___ Excerpted records

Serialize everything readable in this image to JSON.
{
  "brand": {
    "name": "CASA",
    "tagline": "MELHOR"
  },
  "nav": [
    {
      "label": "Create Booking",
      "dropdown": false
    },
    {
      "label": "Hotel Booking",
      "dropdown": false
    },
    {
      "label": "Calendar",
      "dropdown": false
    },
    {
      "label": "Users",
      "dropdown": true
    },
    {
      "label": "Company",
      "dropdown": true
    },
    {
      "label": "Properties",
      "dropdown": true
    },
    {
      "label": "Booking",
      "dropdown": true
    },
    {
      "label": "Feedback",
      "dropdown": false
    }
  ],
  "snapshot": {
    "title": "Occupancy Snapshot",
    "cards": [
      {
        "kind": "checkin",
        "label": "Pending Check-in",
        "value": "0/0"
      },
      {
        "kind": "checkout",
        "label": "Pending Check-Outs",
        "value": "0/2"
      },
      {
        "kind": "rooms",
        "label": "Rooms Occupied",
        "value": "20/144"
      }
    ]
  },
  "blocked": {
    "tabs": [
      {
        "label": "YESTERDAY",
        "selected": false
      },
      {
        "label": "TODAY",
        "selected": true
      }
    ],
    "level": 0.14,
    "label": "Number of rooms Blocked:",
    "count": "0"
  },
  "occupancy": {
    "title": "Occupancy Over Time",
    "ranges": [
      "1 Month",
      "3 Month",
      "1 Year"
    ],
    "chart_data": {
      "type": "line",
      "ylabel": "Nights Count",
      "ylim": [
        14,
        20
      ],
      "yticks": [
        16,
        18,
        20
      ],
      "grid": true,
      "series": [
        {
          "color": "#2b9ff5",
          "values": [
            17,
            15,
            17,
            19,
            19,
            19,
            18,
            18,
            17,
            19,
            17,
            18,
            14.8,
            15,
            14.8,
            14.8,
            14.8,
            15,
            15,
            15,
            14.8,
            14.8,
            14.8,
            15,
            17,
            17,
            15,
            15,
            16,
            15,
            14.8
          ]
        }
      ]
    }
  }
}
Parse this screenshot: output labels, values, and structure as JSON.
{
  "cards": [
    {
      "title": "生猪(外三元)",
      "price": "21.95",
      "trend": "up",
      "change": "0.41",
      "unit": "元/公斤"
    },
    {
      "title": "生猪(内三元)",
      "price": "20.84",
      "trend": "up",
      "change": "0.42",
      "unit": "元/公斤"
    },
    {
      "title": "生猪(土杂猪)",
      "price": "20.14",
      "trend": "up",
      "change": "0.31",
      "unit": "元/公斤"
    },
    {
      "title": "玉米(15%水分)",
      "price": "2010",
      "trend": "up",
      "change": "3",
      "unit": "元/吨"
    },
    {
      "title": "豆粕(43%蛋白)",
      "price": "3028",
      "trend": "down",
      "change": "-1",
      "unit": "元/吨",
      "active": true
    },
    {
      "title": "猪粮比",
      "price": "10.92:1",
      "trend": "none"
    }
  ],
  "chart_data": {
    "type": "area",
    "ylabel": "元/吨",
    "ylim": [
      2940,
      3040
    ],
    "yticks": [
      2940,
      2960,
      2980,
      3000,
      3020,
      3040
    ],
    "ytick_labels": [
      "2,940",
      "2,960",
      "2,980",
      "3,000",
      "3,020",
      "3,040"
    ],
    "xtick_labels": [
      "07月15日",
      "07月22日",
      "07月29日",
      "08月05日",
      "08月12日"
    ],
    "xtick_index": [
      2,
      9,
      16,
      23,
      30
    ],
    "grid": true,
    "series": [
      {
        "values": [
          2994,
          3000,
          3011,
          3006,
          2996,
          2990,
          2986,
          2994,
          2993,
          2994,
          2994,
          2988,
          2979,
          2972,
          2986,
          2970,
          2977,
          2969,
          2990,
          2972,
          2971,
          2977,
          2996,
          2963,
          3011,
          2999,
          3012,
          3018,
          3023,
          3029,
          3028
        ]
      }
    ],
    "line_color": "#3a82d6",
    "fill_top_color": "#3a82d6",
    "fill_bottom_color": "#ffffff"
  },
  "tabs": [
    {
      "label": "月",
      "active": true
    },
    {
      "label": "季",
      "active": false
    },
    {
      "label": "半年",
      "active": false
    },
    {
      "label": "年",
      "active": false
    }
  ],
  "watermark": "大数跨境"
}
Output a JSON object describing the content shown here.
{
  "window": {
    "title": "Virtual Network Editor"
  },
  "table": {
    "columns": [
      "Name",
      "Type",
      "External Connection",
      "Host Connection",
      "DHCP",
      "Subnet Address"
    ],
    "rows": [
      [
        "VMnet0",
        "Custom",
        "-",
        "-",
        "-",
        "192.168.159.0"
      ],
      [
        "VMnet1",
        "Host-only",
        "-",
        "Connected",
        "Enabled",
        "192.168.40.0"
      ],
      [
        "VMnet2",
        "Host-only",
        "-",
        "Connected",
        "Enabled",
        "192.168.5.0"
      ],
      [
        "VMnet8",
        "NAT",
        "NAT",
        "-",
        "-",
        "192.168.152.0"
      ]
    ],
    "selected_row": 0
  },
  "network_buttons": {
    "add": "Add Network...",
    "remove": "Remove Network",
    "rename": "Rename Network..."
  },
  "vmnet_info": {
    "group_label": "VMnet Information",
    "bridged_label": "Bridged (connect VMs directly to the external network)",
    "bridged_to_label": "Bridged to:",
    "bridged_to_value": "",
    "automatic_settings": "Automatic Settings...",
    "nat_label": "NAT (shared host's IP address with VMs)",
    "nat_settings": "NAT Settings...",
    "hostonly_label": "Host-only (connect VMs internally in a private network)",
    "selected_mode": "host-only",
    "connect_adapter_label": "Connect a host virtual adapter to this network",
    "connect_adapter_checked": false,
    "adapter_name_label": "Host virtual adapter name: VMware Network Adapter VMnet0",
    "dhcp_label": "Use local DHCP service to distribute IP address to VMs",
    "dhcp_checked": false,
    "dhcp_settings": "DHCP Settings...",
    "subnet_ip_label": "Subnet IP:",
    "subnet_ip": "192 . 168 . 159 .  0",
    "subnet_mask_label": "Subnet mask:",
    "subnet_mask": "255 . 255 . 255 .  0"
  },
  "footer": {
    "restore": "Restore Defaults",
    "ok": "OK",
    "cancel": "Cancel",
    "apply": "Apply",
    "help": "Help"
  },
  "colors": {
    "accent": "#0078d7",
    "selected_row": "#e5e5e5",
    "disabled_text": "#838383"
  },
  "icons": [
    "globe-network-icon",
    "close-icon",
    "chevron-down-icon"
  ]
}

______

Write out every entry again, keeping each line exactly the same.

*Expected answer*:
Serialize everything readable in this image to JSON.
{
  "brand": {
    "name": "CASA",
    "tagline": "MELHOR"
  },
  "nav": [
    {
      "label": "Create Booking",
      "dropdown": false
    },
    {
      "label": "Hotel Booking",
      "dropdown": false
    },
    {
      "label": "Calendar",
      "dropdown": false
    },
    {
      "label": "Users",
      "dropdown": true
    },
    {
      "label": "Company",
      "dropdown": true
    },
    {
      "label": "Properties",
      "dropdown": true
    },
    {
      "label": "Booking",
      "dropdown": true
    },
    {
      "label": "Feedback",
      "dropdown": false
    }
  ],
  "snapshot": {
    "title": "Occupancy Snapshot",
    "cards": [
      {
        "kind": "checkin",
        "label": "Pending Check-in",
        "value": "0/0"
      },
      {
        "kind": "checkout",
        "label": "Pending Check-Outs",
        "value": "0/2"
      },
      {
        "kind": "rooms",
        "label": "Rooms Occupied",
        "value": "20/144"
      }
    ]
  },
  "blocked": {
    "tabs": [
      {
        "label": "YESTERDAY",
        "selected": false
      },
      {
        "label": "TODAY",
        "selected": true
      }
    ],
    "level": 0.14,
    "label": "Number of rooms Blocked:",
    "count": "0"
  },
  "occupancy": {
    "title": "Occupancy Over Time",
    "ranges": [
      "1 Month",
      "3 Month",
      "1 Year"
    ],
    "chart_data": {
      "type": "line",
      "ylabel": "Nights Count",
      "ylim": [
        14,
        20
      ],
      "yticks": [
        16,
        18,
        20
      ],
      "grid": true,
      "series": [
        {
          "color": "#2b9ff5",
          "values": [
            17,
            15,
            17,
            19,
            19,
            19,
            18,
            18,
            17,
            19,
            17,
            18,
            14.8,
            15,
            14.8,
            14.8,
            14.8,
            15,
            15,
            15,
            14.8,
            14.8,
            14.8,
            15,
            17,
            17,
            15,
            15,
            16,
            15,
            14.8
          ]
        }
      ]
    }
  }
}
Parse this screenshot: output labels, values, and structure as JSON.
{
  "cards": [
    {
      "title": "生猪(外三元)",
      "price": "21.95",
      "trend": "up",
      "change": "0.41",
      "unit": "元/公斤"
    },
    {
      "title": "生猪(内三元)",
      "price": "20.84",
      "trend": "up",
      "change": "0.42",
      "unit": "元/公斤"
    },
    {
      "title": "生猪(土杂猪)",
      "price": "20.14",
      "trend": "up",
      "change": "0.31",
      "unit": "元/公斤"
    },
    {
      "title": "玉米(15%水分)",
      "price": "2010",
      "trend": "up",
      "change": "3",
      "unit": "元/吨"
    },
    {
      "title": "豆粕(43%蛋白)",
      "price": "3028",
      "trend": "down",
      "change": "-1",
      "unit": "元/吨",
      "active": true
    },
    {
      "title": "猪粮比",
      "price": "10.92:1",
      "trend": "none"
    }
  ],
  "chart_data": {
    "type": "area",
    "ylabel": "元/吨",
    "ylim": [
      2940,
      3040
    ],
    "yticks": [
      2940,
      2960,
      2980,
      3000,
      3020,
      3040
    ],
    "ytick_labels": [
      "2,940",
      "2,960",
      "2,980",
      "3,000",
      "3,020",
      "3,040"
    ],
    "xtick_labels": [
      "07月15日",
      "07月22日",
      "07月29日",
      "08月05日",
      "08月12日"
    ],
    "xtick_index": [
      2,
      9,
      16,
      23,
      30
    ],
    "grid": true,
    "series": [
      {
        "values": [
          2994,
          3000,
          3011,
          3006,
          2996,
          2990,
          2986,
          2994,
          2993,
          2994,
          2994,
          2988,
          2979,
          2972,
          2986,
          2970,
          2977,
          2969,
          2990,
          2972,
          2971,
          2977,
          2996,
          2963,
          3011,
          2999,
          3012,
          3018,
          3023,
          3029,
          3028
        ]
      }
    ],
    "line_color": "#3a82d6",
    "fill_top_color": "#3a82d6",
    "fill_bottom_color": "#ffffff"
  },
  "tabs": [
    {
      "label": "月",
      "active": true
    },
    {
      "label": "季",
      "active": false
    },
    {
      "label": "半年",
      "active": false
    },
    {
      "label": "年",
      "active": false
    }
  ],
  "watermark": "大数跨境"
}
Output a JSON object describing the content shown here.
{
  "window": {
    "title": "Virtual Network Editor"
  },
  "table": {
    "columns": [
      "Name",
      "Type",
      "External Connection",
      "Host Connection",
      "DHCP",
      "Subnet Address"
    ],
    "rows": [
      [
        "VMnet0",
        "Custom",
        "-",
        "-",
        "-",
        "192.168.159.0"
      ],
      [
        "VMnet1",
        "Host-only",
        "-",
        "Connected",
        "Enabled",
        "192.168.40.0"
      ],
      [
        "VMnet2",
        "Host-only",
        "-",
        "Connected",
        "Enabled",
        "192.168.5.0"
      ],
      [
        "VMnet8",
        "NAT",
        "NAT",
        "-",
        "-",
        "192.168.152.0"
      ]
    ],
    "selected_row": 0
  },
  "network_buttons": {
    "add": "Add Network...",
    "remove": "Remove Network",
    "rename": "Rename Network..."
  },
  "vmnet_info": {
    "group_label": "VMnet Information",
    "bridged_label": "Bridged (connect VMs directly to the external network)",
    "bridged_to_label": "Bridged to:",
    "bridged_to_value": "",
    "automatic_settings": "Automatic Settings...",
    "nat_label": "NAT (shared host's IP address with VMs)",
    "nat_settings": "NAT Settings...",
    "hostonly_label": "Host-only (connect VMs internally in a private network)",
    "selected_mode": "host-only",
    "connect_adapter_label": "Connect a host virtual adapter to this network",
    "connect_adapter_checked": false,
    "adapter_name_label": "Host virtual adapter name: VMware Network Adapter VMnet0",
    "dhcp_label": "Use local DHCP service to distribute IP address to VMs",
    "dhcp_checked": false,
    "dhcp_settings": "DHCP Settings...",
    "subnet_ip_label": "Subnet IP:",
    "subnet_ip": "192 . 168 . 159 .  0",
    "subnet_mask_label": "Subnet mask:",
    "subnet_mask": "255 . 255 . 255 .  0"
  },
  "footer": {
    "restore": "Restore Defaults",
    "ok": "OK",
    "cancel": "Cancel",
    "apply": "Apply",
    "help": "Help"
  },
  "colors": {
    "accent": "#0078d7",
    "selected_row": "#e5e5e5",
    "disabled_text": "#838383"
  },
  "icons": [
    "globe-network-icon",
    "close-icon",
    "chevron-down-icon"
  ]
}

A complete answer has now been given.